• **Record extracts**
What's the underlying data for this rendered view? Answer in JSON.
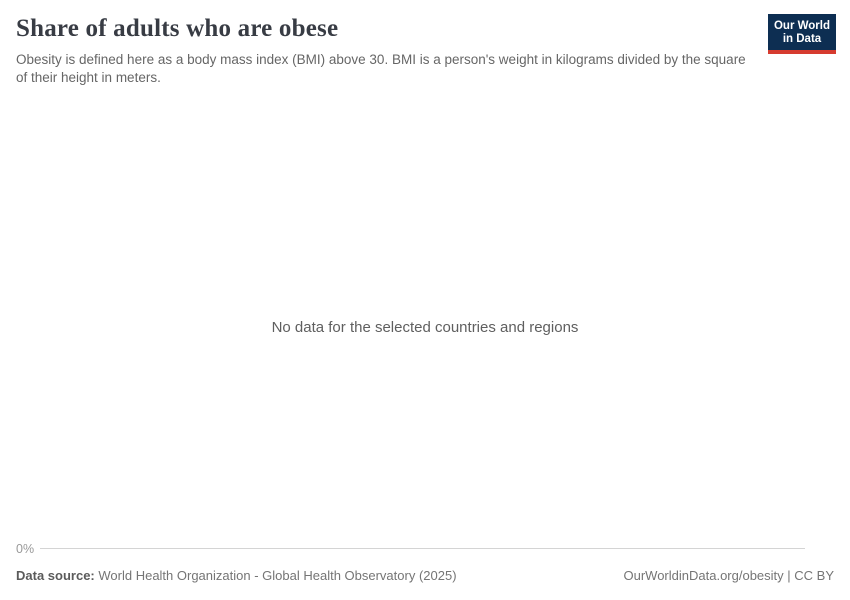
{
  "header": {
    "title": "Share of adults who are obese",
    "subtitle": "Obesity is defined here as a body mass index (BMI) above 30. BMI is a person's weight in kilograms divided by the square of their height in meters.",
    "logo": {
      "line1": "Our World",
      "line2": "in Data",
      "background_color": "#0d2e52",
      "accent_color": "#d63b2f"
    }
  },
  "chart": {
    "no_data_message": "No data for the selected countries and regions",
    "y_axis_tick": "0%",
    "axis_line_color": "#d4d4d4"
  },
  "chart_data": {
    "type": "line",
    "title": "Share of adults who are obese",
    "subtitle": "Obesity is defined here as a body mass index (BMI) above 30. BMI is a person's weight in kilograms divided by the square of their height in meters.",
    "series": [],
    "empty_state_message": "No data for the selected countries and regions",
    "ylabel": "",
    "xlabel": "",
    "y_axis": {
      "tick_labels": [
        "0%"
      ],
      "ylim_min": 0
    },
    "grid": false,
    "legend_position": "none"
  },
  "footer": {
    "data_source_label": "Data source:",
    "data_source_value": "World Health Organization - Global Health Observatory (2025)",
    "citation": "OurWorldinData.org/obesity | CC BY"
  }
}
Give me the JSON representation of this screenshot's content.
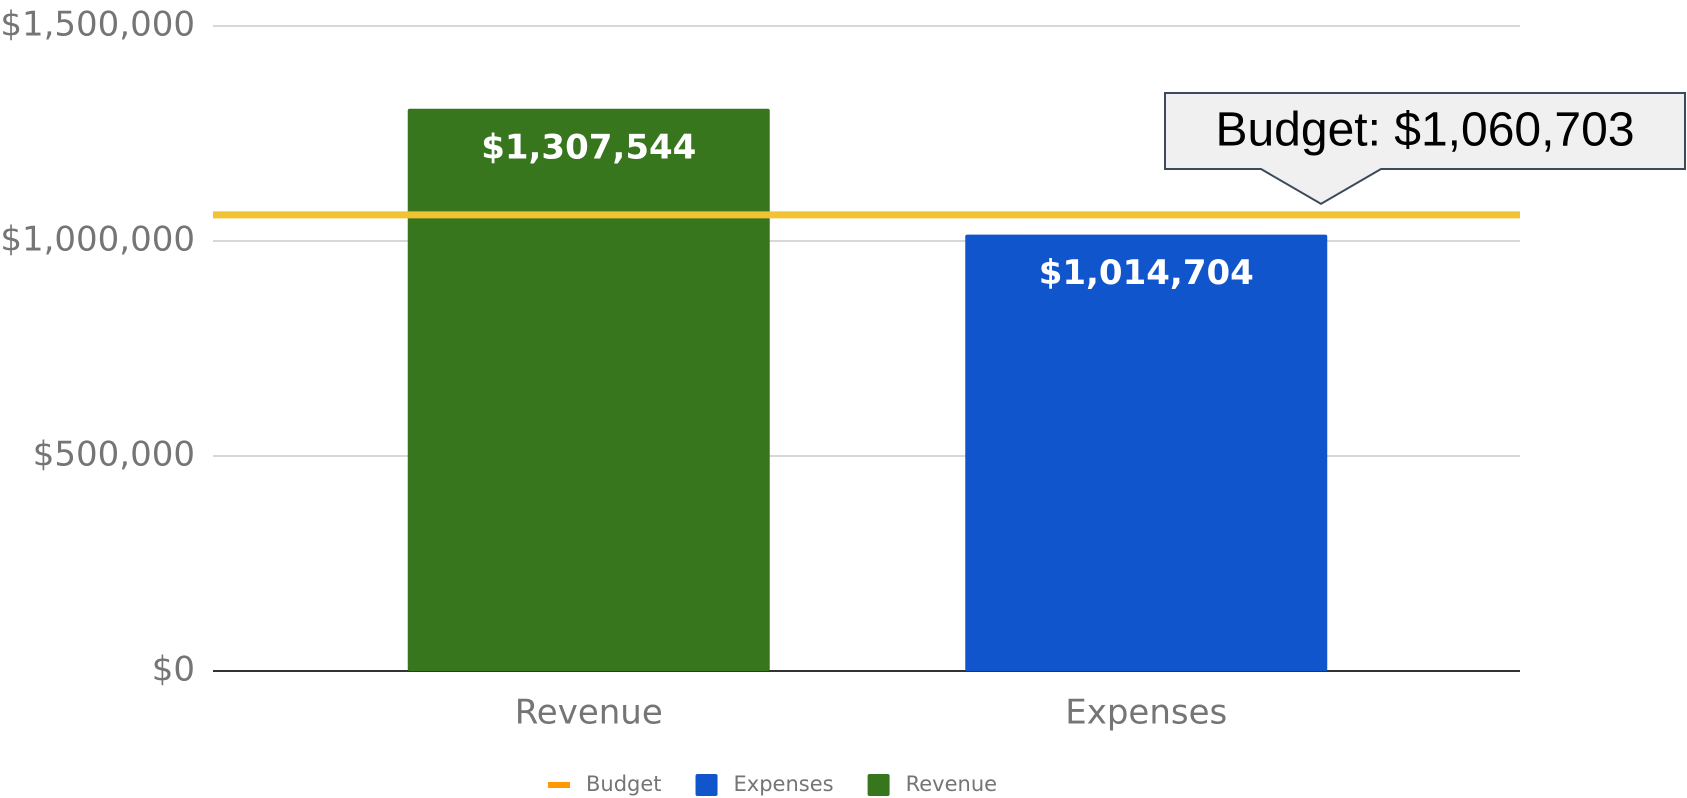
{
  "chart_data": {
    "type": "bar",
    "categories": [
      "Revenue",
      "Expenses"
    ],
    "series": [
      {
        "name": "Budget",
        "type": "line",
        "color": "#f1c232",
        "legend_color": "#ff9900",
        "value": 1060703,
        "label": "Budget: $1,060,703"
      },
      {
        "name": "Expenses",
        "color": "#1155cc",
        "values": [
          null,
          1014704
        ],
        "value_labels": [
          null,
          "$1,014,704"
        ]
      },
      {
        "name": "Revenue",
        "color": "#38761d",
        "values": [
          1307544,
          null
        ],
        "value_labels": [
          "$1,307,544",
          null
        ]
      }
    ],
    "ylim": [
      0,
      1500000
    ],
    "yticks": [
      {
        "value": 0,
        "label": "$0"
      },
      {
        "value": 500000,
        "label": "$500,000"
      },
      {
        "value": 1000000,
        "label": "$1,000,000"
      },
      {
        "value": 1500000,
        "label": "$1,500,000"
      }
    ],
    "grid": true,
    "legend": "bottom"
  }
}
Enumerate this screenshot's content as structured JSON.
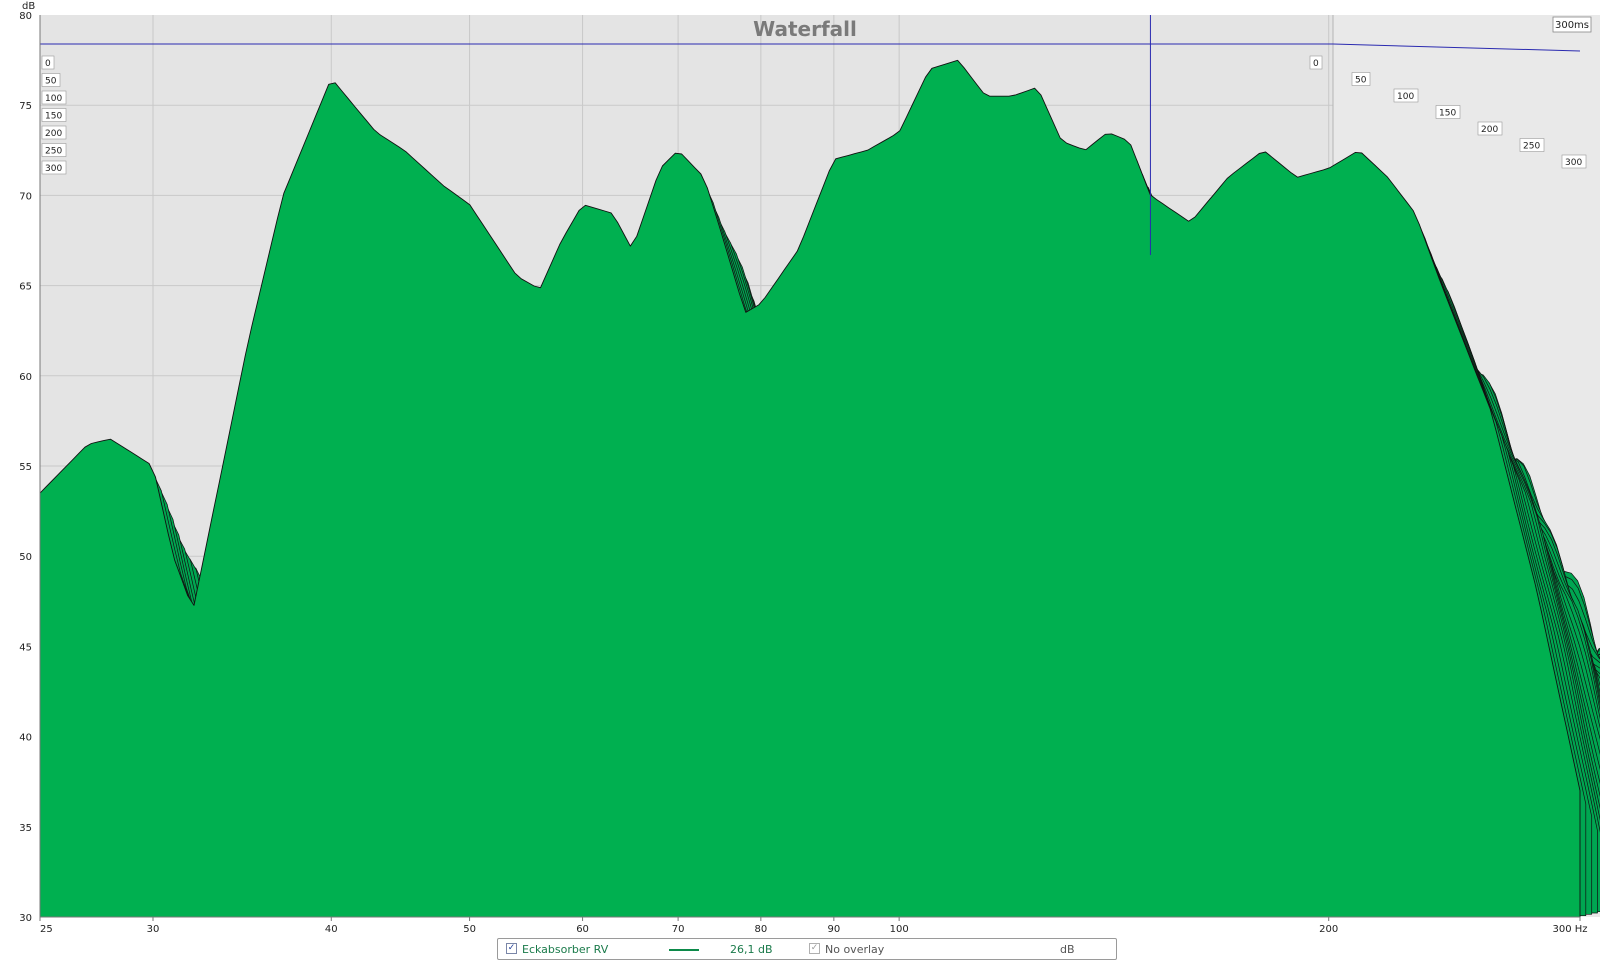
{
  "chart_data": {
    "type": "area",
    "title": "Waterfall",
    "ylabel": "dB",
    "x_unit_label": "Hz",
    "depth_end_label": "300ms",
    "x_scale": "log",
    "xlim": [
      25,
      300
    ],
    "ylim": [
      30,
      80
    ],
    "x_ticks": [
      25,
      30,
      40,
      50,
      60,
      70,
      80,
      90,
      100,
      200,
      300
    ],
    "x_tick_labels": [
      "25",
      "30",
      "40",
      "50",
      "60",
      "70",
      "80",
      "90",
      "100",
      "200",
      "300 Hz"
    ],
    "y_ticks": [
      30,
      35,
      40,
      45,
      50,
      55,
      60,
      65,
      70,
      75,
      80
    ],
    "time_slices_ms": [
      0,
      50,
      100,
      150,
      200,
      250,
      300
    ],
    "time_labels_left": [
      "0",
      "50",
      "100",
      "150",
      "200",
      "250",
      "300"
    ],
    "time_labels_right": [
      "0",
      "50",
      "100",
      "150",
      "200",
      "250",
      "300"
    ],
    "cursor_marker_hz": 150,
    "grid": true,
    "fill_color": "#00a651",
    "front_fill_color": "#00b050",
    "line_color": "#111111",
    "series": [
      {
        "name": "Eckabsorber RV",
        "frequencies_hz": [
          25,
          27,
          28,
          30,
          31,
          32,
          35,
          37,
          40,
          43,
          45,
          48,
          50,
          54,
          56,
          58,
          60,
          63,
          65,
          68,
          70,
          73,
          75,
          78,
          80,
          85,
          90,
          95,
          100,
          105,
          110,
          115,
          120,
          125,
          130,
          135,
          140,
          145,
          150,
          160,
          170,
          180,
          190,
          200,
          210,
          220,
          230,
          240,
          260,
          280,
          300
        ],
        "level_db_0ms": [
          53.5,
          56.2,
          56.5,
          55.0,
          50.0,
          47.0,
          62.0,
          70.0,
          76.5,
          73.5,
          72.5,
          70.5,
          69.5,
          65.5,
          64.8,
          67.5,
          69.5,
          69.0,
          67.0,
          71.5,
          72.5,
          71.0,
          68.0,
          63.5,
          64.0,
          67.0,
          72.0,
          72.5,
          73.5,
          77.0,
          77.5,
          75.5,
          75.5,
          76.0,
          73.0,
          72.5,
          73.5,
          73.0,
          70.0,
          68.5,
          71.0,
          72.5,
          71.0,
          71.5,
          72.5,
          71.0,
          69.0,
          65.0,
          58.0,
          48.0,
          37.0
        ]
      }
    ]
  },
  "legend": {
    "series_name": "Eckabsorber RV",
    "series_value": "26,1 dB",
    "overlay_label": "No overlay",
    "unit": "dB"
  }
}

• **Required work**
Strip out the images, then output the records above word for word.

• **Answer to the task**
What's the underlying data for this rendered view? Answer in JSON.
{
  "header": {
    "title": "Share of adults who are obese",
    "subtitle": "Obesity is defined here as a body mass index (BMI) above 30. BMI is a person's weight in kilograms divided by the square of their height in meters.",
    "logo": {
      "line1": "Our World",
      "line2": "in Data",
      "background_color": "#0d2e52",
      "accent_color": "#d63b2f"
    }
  },
  "chart": {
    "no_data_message": "No data for the selected countries and regions",
    "y_axis_tick": "0%",
    "axis_line_color": "#d4d4d4"
  },
  "chart_data": {
    "type": "line",
    "title": "Share of adults who are obese",
    "subtitle": "Obesity is defined here as a body mass index (BMI) above 30. BMI is a person's weight in kilograms divided by the square of their height in meters.",
    "series": [],
    "empty_state_message": "No data for the selected countries and regions",
    "ylabel": "",
    "xlabel": "",
    "y_axis": {
      "tick_labels": [
        "0%"
      ],
      "ylim_min": 0
    },
    "grid": false,
    "legend_position": "none"
  },
  "footer": {
    "data_source_label": "Data source:",
    "data_source_value": "World Health Organization - Global Health Observatory (2025)",
    "citation": "OurWorldinData.org/obesity | CC BY"
  }
}
Give me the JSON representation of this screenshot's content.
{
  "chart_data": {
    "type": "bar",
    "categories": [
      "Revenue",
      "Expenses"
    ],
    "series": [
      {
        "name": "Budget",
        "type": "line",
        "color": "#f1c232",
        "legend_color": "#ff9900",
        "value": 1060703,
        "label": "Budget: $1,060,703"
      },
      {
        "name": "Expenses",
        "color": "#1155cc",
        "values": [
          null,
          1014704
        ],
        "value_labels": [
          null,
          "$1,014,704"
        ]
      },
      {
        "name": "Revenue",
        "color": "#38761d",
        "values": [
          1307544,
          null
        ],
        "value_labels": [
          "$1,307,544",
          null
        ]
      }
    ],
    "ylim": [
      0,
      1500000
    ],
    "yticks": [
      {
        "value": 0,
        "label": "$0"
      },
      {
        "value": 500000,
        "label": "$500,000"
      },
      {
        "value": 1000000,
        "label": "$1,000,000"
      },
      {
        "value": 1500000,
        "label": "$1,500,000"
      }
    ],
    "grid": true,
    "legend": "bottom"
  }
}
Enumerate this screenshot's content as structured JSON.
{
  "chart_data": {
    "type": "area",
    "title": "Waterfall",
    "ylabel": "dB",
    "x_unit_label": "Hz",
    "depth_end_label": "300ms",
    "x_scale": "log",
    "xlim": [
      25,
      300
    ],
    "ylim": [
      30,
      80
    ],
    "x_ticks": [
      25,
      30,
      40,
      50,
      60,
      70,
      80,
      90,
      100,
      200,
      300
    ],
    "x_tick_labels": [
      "25",
      "30",
      "40",
      "50",
      "60",
      "70",
      "80",
      "90",
      "100",
      "200",
      "300 Hz"
    ],
    "y_ticks": [
      30,
      35,
      40,
      45,
      50,
      55,
      60,
      65,
      70,
      75,
      80
    ],
    "time_slices_ms": [
      0,
      50,
      100,
      150,
      200,
      250,
      300
    ],
    "time_labels_left": [
      "0",
      "50",
      "100",
      "150",
      "200",
      "250",
      "300"
    ],
    "time_labels_right": [
      "0",
      "50",
      "100",
      "150",
      "200",
      "250",
      "300"
    ],
    "cursor_marker_hz": 150,
    "grid": true,
    "fill_color": "#00a651",
    "front_fill_color": "#00b050",
    "line_color": "#111111",
    "series": [
      {
        "name": "Eckabsorber RV",
        "frequencies_hz": [
          25,
          27,
          28,
          30,
          31,
          32,
          35,
          37,
          40,
          43,
          45,
          48,
          50,
          54,
          56,
          58,
          60,
          63,
          65,
          68,
          70,
          73,
          75,
          78,
          80,
          85,
          90,
          95,
          100,
          105,
          110,
          115,
          120,
          125,
          130,
          135,
          140,
          145,
          150,
          160,
          170,
          180,
          190,
          200,
          210,
          220,
          230,
          240,
          260,
          280,
          300
        ],
        "level_db_0ms": [
          53.5,
          56.2,
          56.5,
          55.0,
          50.0,
          47.0,
          62.0,
          70.0,
          76.5,
          73.5,
          72.5,
          70.5,
          69.5,
          65.5,
          64.8,
          67.5,
          69.5,
          69.0,
          67.0,
          71.5,
          72.5,
          71.0,
          68.0,
          63.5,
          64.0,
          67.0,
          72.0,
          72.5,
          73.5,
          77.0,
          77.5,
          75.5,
          75.5,
          76.0,
          73.0,
          72.5,
          73.5,
          73.0,
          70.0,
          68.5,
          71.0,
          72.5,
          71.0,
          71.5,
          72.5,
          71.0,
          69.0,
          65.0,
          58.0,
          48.0,
          37.0
        ]
      }
    ]
  },
  "legend": {
    "series_name": "Eckabsorber RV",
    "series_value": "26,1 dB",
    "overlay_label": "No overlay",
    "unit": "dB"
  }
}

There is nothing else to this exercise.